» **PROBLEM TO WORK ON**
Print the data exactly as it is given, please.

********

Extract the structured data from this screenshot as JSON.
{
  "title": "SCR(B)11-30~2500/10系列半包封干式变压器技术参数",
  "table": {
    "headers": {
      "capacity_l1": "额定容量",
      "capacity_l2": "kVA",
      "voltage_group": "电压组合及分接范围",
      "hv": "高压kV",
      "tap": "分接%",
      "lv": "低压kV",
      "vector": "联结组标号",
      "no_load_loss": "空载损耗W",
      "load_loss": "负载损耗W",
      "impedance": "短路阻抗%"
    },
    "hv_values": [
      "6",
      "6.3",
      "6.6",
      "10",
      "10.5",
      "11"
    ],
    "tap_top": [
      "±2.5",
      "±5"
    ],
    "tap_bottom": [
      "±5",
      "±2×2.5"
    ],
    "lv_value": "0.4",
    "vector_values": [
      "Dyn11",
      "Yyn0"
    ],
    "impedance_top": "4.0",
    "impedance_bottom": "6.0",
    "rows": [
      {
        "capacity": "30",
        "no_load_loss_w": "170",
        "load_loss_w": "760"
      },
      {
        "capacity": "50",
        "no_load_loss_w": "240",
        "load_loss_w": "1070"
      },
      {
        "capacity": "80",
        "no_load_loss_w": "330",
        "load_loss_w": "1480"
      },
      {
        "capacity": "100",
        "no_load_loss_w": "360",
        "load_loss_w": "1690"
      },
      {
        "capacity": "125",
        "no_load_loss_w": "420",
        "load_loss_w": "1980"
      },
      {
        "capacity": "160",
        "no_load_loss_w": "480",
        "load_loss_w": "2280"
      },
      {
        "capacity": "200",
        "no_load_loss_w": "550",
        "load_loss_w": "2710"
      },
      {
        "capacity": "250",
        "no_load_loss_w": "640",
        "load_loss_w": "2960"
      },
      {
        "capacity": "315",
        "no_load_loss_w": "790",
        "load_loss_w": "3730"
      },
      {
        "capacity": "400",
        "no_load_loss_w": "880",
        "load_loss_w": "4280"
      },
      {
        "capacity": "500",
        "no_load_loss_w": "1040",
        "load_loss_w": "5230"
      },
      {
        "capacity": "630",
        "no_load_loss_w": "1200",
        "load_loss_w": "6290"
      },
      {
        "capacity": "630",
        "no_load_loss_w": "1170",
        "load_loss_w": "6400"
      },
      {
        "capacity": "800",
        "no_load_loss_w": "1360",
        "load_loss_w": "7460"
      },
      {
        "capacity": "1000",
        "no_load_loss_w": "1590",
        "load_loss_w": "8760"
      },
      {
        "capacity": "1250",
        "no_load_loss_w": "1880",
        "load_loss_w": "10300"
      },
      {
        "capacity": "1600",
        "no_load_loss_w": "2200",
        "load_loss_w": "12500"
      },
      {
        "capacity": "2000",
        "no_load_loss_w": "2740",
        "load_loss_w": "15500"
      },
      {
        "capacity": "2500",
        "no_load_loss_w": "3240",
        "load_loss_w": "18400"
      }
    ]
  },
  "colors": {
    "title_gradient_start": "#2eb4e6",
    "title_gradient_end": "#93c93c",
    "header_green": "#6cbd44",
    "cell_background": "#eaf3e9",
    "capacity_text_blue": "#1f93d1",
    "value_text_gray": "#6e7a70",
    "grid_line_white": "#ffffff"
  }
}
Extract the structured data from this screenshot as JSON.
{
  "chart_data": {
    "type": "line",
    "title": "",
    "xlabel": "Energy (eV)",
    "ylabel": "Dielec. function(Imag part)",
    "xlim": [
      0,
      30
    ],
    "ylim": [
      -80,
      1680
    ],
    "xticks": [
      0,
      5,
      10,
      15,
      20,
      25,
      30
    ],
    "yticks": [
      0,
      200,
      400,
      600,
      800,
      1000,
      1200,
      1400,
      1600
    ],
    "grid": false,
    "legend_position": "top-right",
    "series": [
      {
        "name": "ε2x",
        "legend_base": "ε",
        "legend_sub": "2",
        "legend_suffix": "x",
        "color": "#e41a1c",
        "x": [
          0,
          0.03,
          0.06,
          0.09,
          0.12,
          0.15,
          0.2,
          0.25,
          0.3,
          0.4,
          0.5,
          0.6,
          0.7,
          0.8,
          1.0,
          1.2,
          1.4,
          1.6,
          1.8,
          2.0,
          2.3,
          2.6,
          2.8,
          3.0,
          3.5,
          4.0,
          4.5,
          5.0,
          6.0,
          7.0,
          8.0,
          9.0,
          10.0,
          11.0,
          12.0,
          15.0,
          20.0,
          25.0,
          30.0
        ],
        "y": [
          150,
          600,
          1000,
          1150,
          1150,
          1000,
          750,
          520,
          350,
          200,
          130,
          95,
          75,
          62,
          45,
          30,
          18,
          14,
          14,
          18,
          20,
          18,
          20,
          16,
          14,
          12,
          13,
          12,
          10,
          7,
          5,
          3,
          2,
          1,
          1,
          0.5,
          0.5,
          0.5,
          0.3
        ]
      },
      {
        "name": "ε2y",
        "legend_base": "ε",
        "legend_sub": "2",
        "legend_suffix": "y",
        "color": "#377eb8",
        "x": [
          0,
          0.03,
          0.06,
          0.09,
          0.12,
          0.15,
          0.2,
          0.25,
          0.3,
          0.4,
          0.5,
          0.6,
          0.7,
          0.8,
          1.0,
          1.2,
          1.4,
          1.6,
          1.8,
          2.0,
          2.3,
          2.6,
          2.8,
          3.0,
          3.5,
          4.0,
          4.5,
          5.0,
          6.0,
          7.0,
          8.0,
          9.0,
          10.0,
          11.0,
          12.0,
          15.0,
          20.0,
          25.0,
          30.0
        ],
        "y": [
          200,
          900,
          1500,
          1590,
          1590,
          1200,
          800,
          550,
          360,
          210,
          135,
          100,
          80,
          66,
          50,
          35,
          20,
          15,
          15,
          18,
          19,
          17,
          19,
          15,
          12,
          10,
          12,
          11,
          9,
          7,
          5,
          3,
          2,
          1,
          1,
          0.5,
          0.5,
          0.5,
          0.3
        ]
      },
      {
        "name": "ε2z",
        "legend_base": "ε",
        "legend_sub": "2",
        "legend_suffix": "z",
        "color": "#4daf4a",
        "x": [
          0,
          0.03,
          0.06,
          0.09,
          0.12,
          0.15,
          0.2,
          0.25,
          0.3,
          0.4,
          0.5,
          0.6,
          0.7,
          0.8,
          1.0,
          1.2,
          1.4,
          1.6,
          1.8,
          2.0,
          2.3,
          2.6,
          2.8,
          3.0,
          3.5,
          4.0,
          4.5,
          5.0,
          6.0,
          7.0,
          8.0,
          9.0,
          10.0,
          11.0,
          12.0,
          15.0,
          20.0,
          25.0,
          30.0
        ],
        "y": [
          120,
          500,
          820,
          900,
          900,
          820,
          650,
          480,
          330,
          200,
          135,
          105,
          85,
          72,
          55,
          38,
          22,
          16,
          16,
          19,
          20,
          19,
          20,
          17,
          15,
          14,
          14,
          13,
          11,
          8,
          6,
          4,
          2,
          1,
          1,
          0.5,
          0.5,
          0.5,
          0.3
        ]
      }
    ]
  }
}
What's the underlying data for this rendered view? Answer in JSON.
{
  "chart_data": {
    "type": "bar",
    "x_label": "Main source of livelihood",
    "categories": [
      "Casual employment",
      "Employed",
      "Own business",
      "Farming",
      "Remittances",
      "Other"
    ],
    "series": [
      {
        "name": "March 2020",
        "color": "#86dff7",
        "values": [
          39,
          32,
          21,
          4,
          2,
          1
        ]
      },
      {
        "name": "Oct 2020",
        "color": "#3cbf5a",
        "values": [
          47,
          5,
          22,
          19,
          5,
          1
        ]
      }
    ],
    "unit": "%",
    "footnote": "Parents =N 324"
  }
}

********

» **COMPLETED EXERCISE**
Extract the structured data from this screenshot as JSON.
{
  "title": "SCR(B)11-30~2500/10系列半包封干式变压器技术参数",
  "table": {
    "headers": {
      "capacity_l1": "额定容量",
      "capacity_l2": "kVA",
      "voltage_group": "电压组合及分接范围",
      "hv": "高压kV",
      "tap": "分接%",
      "lv": "低压kV",
      "vector": "联结组标号",
      "no_load_loss": "空载损耗W",
      "load_loss": "负载损耗W",
      "impedance": "短路阻抗%"
    },
    "hv_values": [
      "6",
      "6.3",
      "6.6",
      "10",
      "10.5",
      "11"
    ],
    "tap_top": [
      "±2.5",
      "±5"
    ],
    "tap_bottom": [
      "±5",
      "±2×2.5"
    ],
    "lv_value": "0.4",
    "vector_values": [
      "Dyn11",
      "Yyn0"
    ],
    "impedance_top": "4.0",
    "impedance_bottom": "6.0",
    "rows": [
      {
        "capacity": "30",
        "no_load_loss_w": "170",
        "load_loss_w": "760"
      },
      {
        "capacity": "50",
        "no_load_loss_w": "240",
        "load_loss_w": "1070"
      },
      {
        "capacity": "80",
        "no_load_loss_w": "330",
        "load_loss_w": "1480"
      },
      {
        "capacity": "100",
        "no_load_loss_w": "360",
        "load_loss_w": "1690"
      },
      {
        "capacity": "125",
        "no_load_loss_w": "420",
        "load_loss_w": "1980"
      },
      {
        "capacity": "160",
        "no_load_loss_w": "480",
        "load_loss_w": "2280"
      },
      {
        "capacity": "200",
        "no_load_loss_w": "550",
        "load_loss_w": "2710"
      },
      {
        "capacity": "250",
        "no_load_loss_w": "640",
        "load_loss_w": "2960"
      },
      {
        "capacity": "315",
        "no_load_loss_w": "790",
        "load_loss_w": "3730"
      },
      {
        "capacity": "400",
        "no_load_loss_w": "880",
        "load_loss_w": "4280"
      },
      {
        "capacity": "500",
        "no_load_loss_w": "1040",
        "load_loss_w": "5230"
      },
      {
        "capacity": "630",
        "no_load_loss_w": "1200",
        "load_loss_w": "6290"
      },
      {
        "capacity": "630",
        "no_load_loss_w": "1170",
        "load_loss_w": "6400"
      },
      {
        "capacity": "800",
        "no_load_loss_w": "1360",
        "load_loss_w": "7460"
      },
      {
        "capacity": "1000",
        "no_load_loss_w": "1590",
        "load_loss_w": "8760"
      },
      {
        "capacity": "1250",
        "no_load_loss_w": "1880",
        "load_loss_w": "10300"
      },
      {
        "capacity": "1600",
        "no_load_loss_w": "2200",
        "load_loss_w": "12500"
      },
      {
        "capacity": "2000",
        "no_load_loss_w": "2740",
        "load_loss_w": "15500"
      },
      {
        "capacity": "2500",
        "no_load_loss_w": "3240",
        "load_loss_w": "18400"
      }
    ]
  },
  "colors": {
    "title_gradient_start": "#2eb4e6",
    "title_gradient_end": "#93c93c",
    "header_green": "#6cbd44",
    "cell_background": "#eaf3e9",
    "capacity_text_blue": "#1f93d1",
    "value_text_gray": "#6e7a70",
    "grid_line_white": "#ffffff"
  }
}
Extract the structured data from this screenshot as JSON.
{
  "chart_data": {
    "type": "line",
    "title": "",
    "xlabel": "Energy (eV)",
    "ylabel": "Dielec. function(Imag part)",
    "xlim": [
      0,
      30
    ],
    "ylim": [
      -80,
      1680
    ],
    "xticks": [
      0,
      5,
      10,
      15,
      20,
      25,
      30
    ],
    "yticks": [
      0,
      200,
      400,
      600,
      800,
      1000,
      1200,
      1400,
      1600
    ],
    "grid": false,
    "legend_position": "top-right",
    "series": [
      {
        "name": "ε2x",
        "legend_base": "ε",
        "legend_sub": "2",
        "legend_suffix": "x",
        "color": "#e41a1c",
        "x": [
          0,
          0.03,
          0.06,
          0.09,
          0.12,
          0.15,
          0.2,
          0.25,
          0.3,
          0.4,
          0.5,
          0.6,
          0.7,
          0.8,
          1.0,
          1.2,
          1.4,
          1.6,
          1.8,
          2.0,
          2.3,
          2.6,
          2.8,
          3.0,
          3.5,
          4.0,
          4.5,
          5.0,
          6.0,
          7.0,
          8.0,
          9.0,
          10.0,
          11.0,
          12.0,
          15.0,
          20.0,
          25.0,
          30.0
        ],
        "y": [
          150,
          600,
          1000,
          1150,
          1150,
          1000,
          750,
          520,
          350,
          200,
          130,
          95,
          75,
          62,
          45,
          30,
          18,
          14,
          14,
          18,
          20,
          18,
          20,
          16,
          14,
          12,
          13,
          12,
          10,
          7,
          5,
          3,
          2,
          1,
          1,
          0.5,
          0.5,
          0.5,
          0.3
        ]
      },
      {
        "name": "ε2y",
        "legend_base": "ε",
        "legend_sub": "2",
        "legend_suffix": "y",
        "color": "#377eb8",
        "x": [
          0,
          0.03,
          0.06,
          0.09,
          0.12,
          0.15,
          0.2,
          0.25,
          0.3,
          0.4,
          0.5,
          0.6,
          0.7,
          0.8,
          1.0,
          1.2,
          1.4,
          1.6,
          1.8,
          2.0,
          2.3,
          2.6,
          2.8,
          3.0,
          3.5,
          4.0,
          4.5,
          5.0,
          6.0,
          7.0,
          8.0,
          9.0,
          10.0,
          11.0,
          12.0,
          15.0,
          20.0,
          25.0,
          30.0
        ],
        "y": [
          200,
          900,
          1500,
          1590,
          1590,
          1200,
          800,
          550,
          360,
          210,
          135,
          100,
          80,
          66,
          50,
          35,
          20,
          15,
          15,
          18,
          19,
          17,
          19,
          15,
          12,
          10,
          12,
          11,
          9,
          7,
          5,
          3,
          2,
          1,
          1,
          0.5,
          0.5,
          0.5,
          0.3
        ]
      },
      {
        "name": "ε2z",
        "legend_base": "ε",
        "legend_sub": "2",
        "legend_suffix": "z",
        "color": "#4daf4a",
        "x": [
          0,
          0.03,
          0.06,
          0.09,
          0.12,
          0.15,
          0.2,
          0.25,
          0.3,
          0.4,
          0.5,
          0.6,
          0.7,
          0.8,
          1.0,
          1.2,
          1.4,
          1.6,
          1.8,
          2.0,
          2.3,
          2.6,
          2.8,
          3.0,
          3.5,
          4.0,
          4.5,
          5.0,
          6.0,
          7.0,
          8.0,
          9.0,
          10.0,
          11.0,
          12.0,
          15.0,
          20.0,
          25.0,
          30.0
        ],
        "y": [
          120,
          500,
          820,
          900,
          900,
          820,
          650,
          480,
          330,
          200,
          135,
          105,
          85,
          72,
          55,
          38,
          22,
          16,
          16,
          19,
          20,
          19,
          20,
          17,
          15,
          14,
          14,
          13,
          11,
          8,
          6,
          4,
          2,
          1,
          1,
          0.5,
          0.5,
          0.5,
          0.3
        ]
      }
    ]
  }
}
What's the underlying data for this rendered view? Answer in JSON.
{
  "chart_data": {
    "type": "bar",
    "x_label": "Main source of livelihood",
    "categories": [
      "Casual employment",
      "Employed",
      "Own business",
      "Farming",
      "Remittances",
      "Other"
    ],
    "series": [
      {
        "name": "March 2020",
        "color": "#86dff7",
        "values": [
          39,
          32,
          21,
          4,
          2,
          1
        ]
      },
      {
        "name": "Oct 2020",
        "color": "#3cbf5a",
        "values": [
          47,
          5,
          22,
          19,
          5,
          1
        ]
      }
    ],
    "unit": "%",
    "footnote": "Parents =N 324"
  }
}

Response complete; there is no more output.